RECORD EXTRACTS:
== == ==
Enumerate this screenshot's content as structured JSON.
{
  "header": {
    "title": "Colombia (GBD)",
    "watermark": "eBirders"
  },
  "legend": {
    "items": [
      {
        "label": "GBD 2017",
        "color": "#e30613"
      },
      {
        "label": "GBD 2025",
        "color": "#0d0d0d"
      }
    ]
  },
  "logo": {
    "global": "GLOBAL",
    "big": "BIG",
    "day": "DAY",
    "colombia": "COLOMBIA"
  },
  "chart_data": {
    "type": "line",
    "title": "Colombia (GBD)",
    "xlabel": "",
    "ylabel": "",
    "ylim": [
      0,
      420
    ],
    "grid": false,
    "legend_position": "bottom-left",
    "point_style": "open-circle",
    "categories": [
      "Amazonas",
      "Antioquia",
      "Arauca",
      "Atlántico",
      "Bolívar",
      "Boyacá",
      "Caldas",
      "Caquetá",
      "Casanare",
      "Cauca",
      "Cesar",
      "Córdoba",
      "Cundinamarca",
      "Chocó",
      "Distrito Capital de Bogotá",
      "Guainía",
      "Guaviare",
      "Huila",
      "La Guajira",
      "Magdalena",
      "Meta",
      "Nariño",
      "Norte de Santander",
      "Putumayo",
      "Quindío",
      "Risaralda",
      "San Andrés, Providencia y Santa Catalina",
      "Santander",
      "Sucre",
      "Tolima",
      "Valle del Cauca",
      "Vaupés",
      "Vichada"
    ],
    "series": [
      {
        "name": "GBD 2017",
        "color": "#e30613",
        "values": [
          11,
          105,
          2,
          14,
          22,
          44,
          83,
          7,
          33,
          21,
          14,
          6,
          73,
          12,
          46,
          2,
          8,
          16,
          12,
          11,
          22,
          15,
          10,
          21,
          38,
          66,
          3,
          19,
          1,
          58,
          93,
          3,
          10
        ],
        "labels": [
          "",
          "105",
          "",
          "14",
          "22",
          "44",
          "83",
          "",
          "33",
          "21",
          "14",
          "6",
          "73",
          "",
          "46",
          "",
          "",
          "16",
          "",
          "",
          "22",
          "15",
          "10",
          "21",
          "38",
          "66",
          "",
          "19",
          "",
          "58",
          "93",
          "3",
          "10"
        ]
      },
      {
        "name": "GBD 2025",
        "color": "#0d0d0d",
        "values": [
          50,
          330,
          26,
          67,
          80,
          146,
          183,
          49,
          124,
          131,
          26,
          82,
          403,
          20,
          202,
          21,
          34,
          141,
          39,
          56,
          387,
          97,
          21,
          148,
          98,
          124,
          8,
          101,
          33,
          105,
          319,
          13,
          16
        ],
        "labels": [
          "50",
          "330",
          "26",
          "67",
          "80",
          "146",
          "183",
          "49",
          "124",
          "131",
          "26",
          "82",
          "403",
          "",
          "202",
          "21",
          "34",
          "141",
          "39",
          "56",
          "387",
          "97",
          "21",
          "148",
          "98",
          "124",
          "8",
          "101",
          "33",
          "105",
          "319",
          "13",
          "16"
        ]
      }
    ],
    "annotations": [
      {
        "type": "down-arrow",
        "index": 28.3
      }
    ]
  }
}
== == ==
WHAT YOU NEED TO DO: Extract, word for word, each line of the listing above.

SOLUTION:
Enumerate this screenshot's content as structured JSON.
{
  "header": {
    "title": "Colombia (GBD)",
    "watermark": "eBirders"
  },
  "legend": {
    "items": [
      {
        "label": "GBD 2017",
        "color": "#e30613"
      },
      {
        "label": "GBD 2025",
        "color": "#0d0d0d"
      }
    ]
  },
  "logo": {
    "global": "GLOBAL",
    "big": "BIG",
    "day": "DAY",
    "colombia": "COLOMBIA"
  },
  "chart_data": {
    "type": "line",
    "title": "Colombia (GBD)",
    "xlabel": "",
    "ylabel": "",
    "ylim": [
      0,
      420
    ],
    "grid": false,
    "legend_position": "bottom-left",
    "point_style": "open-circle",
    "categories": [
      "Amazonas",
      "Antioquia",
      "Arauca",
      "Atlántico",
      "Bolívar",
      "Boyacá",
      "Caldas",
      "Caquetá",
      "Casanare",
      "Cauca",
      "Cesar",
      "Córdoba",
      "Cundinamarca",
      "Chocó",
      "Distrito Capital de Bogotá",
      "Guainía",
      "Guaviare",
      "Huila",
      "La Guajira",
      "Magdalena",
      "Meta",
      "Nariño",
      "Norte de Santander",
      "Putumayo",
      "Quindío",
      "Risaralda",
      "San Andrés, Providencia y Santa Catalina",
      "Santander",
      "Sucre",
      "Tolima",
      "Valle del Cauca",
      "Vaupés",
      "Vichada"
    ],
    "series": [
      {
        "name": "GBD 2017",
        "color": "#e30613",
        "values": [
          11,
          105,
          2,
          14,
          22,
          44,
          83,
          7,
          33,
          21,
          14,
          6,
          73,
          12,
          46,
          2,
          8,
          16,
          12,
          11,
          22,
          15,
          10,
          21,
          38,
          66,
          3,
          19,
          1,
          58,
          93,
          3,
          10
        ],
        "labels": [
          "",
          "105",
          "",
          "14",
          "22",
          "44",
          "83",
          "",
          "33",
          "21",
          "14",
          "6",
          "73",
          "",
          "46",
          "",
          "",
          "16",
          "",
          "",
          "22",
          "15",
          "10",
          "21",
          "38",
          "66",
          "",
          "19",
          "",
          "58",
          "93",
          "3",
          "10"
        ]
      },
      {
        "name": "GBD 2025",
        "color": "#0d0d0d",
        "values": [
          50,
          330,
          26,
          67,
          80,
          146,
          183,
          49,
          124,
          131,
          26,
          82,
          403,
          20,
          202,
          21,
          34,
          141,
          39,
          56,
          387,
          97,
          21,
          148,
          98,
          124,
          8,
          101,
          33,
          105,
          319,
          13,
          16
        ],
        "labels": [
          "50",
          "330",
          "26",
          "67",
          "80",
          "146",
          "183",
          "49",
          "124",
          "131",
          "26",
          "82",
          "403",
          "",
          "202",
          "21",
          "34",
          "141",
          "39",
          "56",
          "387",
          "97",
          "21",
          "148",
          "98",
          "124",
          "8",
          "101",
          "33",
          "105",
          "319",
          "13",
          "16"
        ]
      }
    ],
    "annotations": [
      {
        "type": "down-arrow",
        "index": 28.3
      }
    ]
  }
}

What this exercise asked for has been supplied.